» **Collected data entries**
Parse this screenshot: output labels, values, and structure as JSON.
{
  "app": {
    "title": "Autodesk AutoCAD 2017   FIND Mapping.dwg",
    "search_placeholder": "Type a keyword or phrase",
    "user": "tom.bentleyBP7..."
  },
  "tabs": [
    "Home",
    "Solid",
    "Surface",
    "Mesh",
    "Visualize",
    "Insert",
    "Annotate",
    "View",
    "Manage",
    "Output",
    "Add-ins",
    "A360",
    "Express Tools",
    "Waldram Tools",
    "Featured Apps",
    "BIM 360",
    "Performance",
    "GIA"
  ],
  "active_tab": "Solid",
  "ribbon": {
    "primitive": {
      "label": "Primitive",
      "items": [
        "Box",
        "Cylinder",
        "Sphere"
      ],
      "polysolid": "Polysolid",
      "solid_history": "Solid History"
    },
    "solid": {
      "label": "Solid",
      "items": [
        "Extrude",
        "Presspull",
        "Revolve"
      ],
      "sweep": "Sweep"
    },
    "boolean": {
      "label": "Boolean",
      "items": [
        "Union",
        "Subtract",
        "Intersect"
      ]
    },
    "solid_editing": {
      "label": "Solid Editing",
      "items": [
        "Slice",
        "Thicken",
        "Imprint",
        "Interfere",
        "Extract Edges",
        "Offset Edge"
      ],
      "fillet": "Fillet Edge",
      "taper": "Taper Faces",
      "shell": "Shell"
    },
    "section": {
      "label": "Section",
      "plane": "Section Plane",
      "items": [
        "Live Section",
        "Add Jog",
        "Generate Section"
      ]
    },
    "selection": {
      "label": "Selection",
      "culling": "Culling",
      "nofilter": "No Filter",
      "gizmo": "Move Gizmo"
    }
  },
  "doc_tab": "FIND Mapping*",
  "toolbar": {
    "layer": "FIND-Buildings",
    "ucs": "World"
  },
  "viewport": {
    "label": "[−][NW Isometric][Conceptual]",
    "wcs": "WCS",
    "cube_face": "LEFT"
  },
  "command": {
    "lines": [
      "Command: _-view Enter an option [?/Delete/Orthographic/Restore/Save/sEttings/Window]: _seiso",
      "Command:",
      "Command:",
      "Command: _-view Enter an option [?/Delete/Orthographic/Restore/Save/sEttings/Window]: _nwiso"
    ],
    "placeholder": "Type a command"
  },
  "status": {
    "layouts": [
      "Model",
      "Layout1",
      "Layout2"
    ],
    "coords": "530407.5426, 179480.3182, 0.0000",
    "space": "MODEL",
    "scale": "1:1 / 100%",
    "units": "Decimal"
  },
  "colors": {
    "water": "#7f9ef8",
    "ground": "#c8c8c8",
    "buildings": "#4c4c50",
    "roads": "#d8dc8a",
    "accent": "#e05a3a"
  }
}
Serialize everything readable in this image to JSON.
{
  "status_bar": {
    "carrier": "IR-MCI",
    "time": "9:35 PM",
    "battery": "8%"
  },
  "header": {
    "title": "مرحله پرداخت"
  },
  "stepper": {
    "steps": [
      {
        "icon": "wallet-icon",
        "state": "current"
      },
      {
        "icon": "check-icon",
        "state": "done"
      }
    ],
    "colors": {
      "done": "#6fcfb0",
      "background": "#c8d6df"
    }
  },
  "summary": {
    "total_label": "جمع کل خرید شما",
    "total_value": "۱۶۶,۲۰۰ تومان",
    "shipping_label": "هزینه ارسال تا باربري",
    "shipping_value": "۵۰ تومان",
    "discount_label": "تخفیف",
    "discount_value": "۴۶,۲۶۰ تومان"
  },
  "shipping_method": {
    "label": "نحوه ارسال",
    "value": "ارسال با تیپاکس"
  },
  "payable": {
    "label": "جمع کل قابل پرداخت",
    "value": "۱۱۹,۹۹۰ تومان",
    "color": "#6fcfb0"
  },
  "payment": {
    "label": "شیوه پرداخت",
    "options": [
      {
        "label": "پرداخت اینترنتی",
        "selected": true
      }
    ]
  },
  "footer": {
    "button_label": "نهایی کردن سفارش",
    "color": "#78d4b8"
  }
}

» **What you are asked to do**
Repeat the data above exactly.

» **Exercise answer**
Parse this screenshot: output labels, values, and structure as JSON.
{
  "app": {
    "title": "Autodesk AutoCAD 2017   FIND Mapping.dwg",
    "search_placeholder": "Type a keyword or phrase",
    "user": "tom.bentleyBP7..."
  },
  "tabs": [
    "Home",
    "Solid",
    "Surface",
    "Mesh",
    "Visualize",
    "Insert",
    "Annotate",
    "View",
    "Manage",
    "Output",
    "Add-ins",
    "A360",
    "Express Tools",
    "Waldram Tools",
    "Featured Apps",
    "BIM 360",
    "Performance",
    "GIA"
  ],
  "active_tab": "Solid",
  "ribbon": {
    "primitive": {
      "label": "Primitive",
      "items": [
        "Box",
        "Cylinder",
        "Sphere"
      ],
      "polysolid": "Polysolid",
      "solid_history": "Solid History"
    },
    "solid": {
      "label": "Solid",
      "items": [
        "Extrude",
        "Presspull",
        "Revolve"
      ],
      "sweep": "Sweep"
    },
    "boolean": {
      "label": "Boolean",
      "items": [
        "Union",
        "Subtract",
        "Intersect"
      ]
    },
    "solid_editing": {
      "label": "Solid Editing",
      "items": [
        "Slice",
        "Thicken",
        "Imprint",
        "Interfere",
        "Extract Edges",
        "Offset Edge"
      ],
      "fillet": "Fillet Edge",
      "taper": "Taper Faces",
      "shell": "Shell"
    },
    "section": {
      "label": "Section",
      "plane": "Section Plane",
      "items": [
        "Live Section",
        "Add Jog",
        "Generate Section"
      ]
    },
    "selection": {
      "label": "Selection",
      "culling": "Culling",
      "nofilter": "No Filter",
      "gizmo": "Move Gizmo"
    }
  },
  "doc_tab": "FIND Mapping*",
  "toolbar": {
    "layer": "FIND-Buildings",
    "ucs": "World"
  },
  "viewport": {
    "label": "[−][NW Isometric][Conceptual]",
    "wcs": "WCS",
    "cube_face": "LEFT"
  },
  "command": {
    "lines": [
      "Command: _-view Enter an option [?/Delete/Orthographic/Restore/Save/sEttings/Window]: _seiso",
      "Command:",
      "Command:",
      "Command: _-view Enter an option [?/Delete/Orthographic/Restore/Save/sEttings/Window]: _nwiso"
    ],
    "placeholder": "Type a command"
  },
  "status": {
    "layouts": [
      "Model",
      "Layout1",
      "Layout2"
    ],
    "coords": "530407.5426, 179480.3182, 0.0000",
    "space": "MODEL",
    "scale": "1:1 / 100%",
    "units": "Decimal"
  },
  "colors": {
    "water": "#7f9ef8",
    "ground": "#c8c8c8",
    "buildings": "#4c4c50",
    "roads": "#d8dc8a",
    "accent": "#e05a3a"
  }
}
Serialize everything readable in this image to JSON.
{
  "status_bar": {
    "carrier": "IR-MCI",
    "time": "9:35 PM",
    "battery": "8%"
  },
  "header": {
    "title": "مرحله پرداخت"
  },
  "stepper": {
    "steps": [
      {
        "icon": "wallet-icon",
        "state": "current"
      },
      {
        "icon": "check-icon",
        "state": "done"
      }
    ],
    "colors": {
      "done": "#6fcfb0",
      "background": "#c8d6df"
    }
  },
  "summary": {
    "total_label": "جمع کل خرید شما",
    "total_value": "۱۶۶,۲۰۰ تومان",
    "shipping_label": "هزینه ارسال تا باربري",
    "shipping_value": "۵۰ تومان",
    "discount_label": "تخفیف",
    "discount_value": "۴۶,۲۶۰ تومان"
  },
  "shipping_method": {
    "label": "نحوه ارسال",
    "value": "ارسال با تیپاکس"
  },
  "payable": {
    "label": "جمع کل قابل پرداخت",
    "value": "۱۱۹,۹۹۰ تومان",
    "color": "#6fcfb0"
  },
  "payment": {
    "label": "شیوه پرداخت",
    "options": [
      {
        "label": "پرداخت اینترنتی",
        "selected": true
      }
    ]
  },
  "footer": {
    "button_label": "نهایی کردن سفارش",
    "color": "#78d4b8"
  }
}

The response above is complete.